▶ [What is expected]: Lines that include the word "万世橋出張所" are the ones to copy.

-- START Records supplied --

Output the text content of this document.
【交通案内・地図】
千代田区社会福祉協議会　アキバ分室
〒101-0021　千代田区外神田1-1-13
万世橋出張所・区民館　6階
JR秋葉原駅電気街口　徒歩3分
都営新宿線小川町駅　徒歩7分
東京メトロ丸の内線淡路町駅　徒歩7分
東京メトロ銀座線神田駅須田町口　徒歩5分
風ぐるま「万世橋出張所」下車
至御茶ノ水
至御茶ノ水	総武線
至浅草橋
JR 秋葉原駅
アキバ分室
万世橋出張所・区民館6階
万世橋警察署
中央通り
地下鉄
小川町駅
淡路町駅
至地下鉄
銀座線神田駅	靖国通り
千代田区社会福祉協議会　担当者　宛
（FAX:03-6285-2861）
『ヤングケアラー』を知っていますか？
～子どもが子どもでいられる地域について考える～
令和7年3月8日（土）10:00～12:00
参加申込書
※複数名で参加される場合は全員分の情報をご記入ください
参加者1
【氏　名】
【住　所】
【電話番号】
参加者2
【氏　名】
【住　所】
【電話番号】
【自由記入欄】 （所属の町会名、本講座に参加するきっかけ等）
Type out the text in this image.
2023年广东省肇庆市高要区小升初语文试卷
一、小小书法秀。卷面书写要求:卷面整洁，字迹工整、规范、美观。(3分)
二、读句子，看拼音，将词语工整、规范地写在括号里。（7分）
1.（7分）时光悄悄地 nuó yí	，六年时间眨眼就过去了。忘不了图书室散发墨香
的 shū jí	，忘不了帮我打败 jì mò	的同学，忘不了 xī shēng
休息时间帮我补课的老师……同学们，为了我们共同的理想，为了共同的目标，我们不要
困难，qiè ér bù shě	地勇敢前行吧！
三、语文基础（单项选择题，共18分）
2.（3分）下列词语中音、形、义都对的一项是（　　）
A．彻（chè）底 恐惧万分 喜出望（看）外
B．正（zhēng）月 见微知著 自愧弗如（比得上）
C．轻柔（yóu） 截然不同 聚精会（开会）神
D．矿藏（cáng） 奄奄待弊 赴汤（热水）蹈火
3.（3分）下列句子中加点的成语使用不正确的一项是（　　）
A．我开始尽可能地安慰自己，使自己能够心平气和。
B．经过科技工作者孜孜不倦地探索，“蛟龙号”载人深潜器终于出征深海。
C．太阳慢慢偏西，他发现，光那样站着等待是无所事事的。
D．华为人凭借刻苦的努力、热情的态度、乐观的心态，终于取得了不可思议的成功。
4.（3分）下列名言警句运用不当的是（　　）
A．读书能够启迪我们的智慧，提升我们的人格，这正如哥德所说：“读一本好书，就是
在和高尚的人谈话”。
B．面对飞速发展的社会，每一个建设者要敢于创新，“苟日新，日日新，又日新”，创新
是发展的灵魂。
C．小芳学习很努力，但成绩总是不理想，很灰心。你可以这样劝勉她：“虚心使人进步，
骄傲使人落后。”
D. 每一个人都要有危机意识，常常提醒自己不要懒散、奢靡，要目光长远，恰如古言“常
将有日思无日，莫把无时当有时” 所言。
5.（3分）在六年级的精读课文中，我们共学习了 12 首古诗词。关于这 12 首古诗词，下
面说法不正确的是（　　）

-- END Records supplied --

▶ [The result]:
万世橋出張所・区民館　6階
風ぐるま「万世橋出張所」下車
万世橋出張所・区民館6階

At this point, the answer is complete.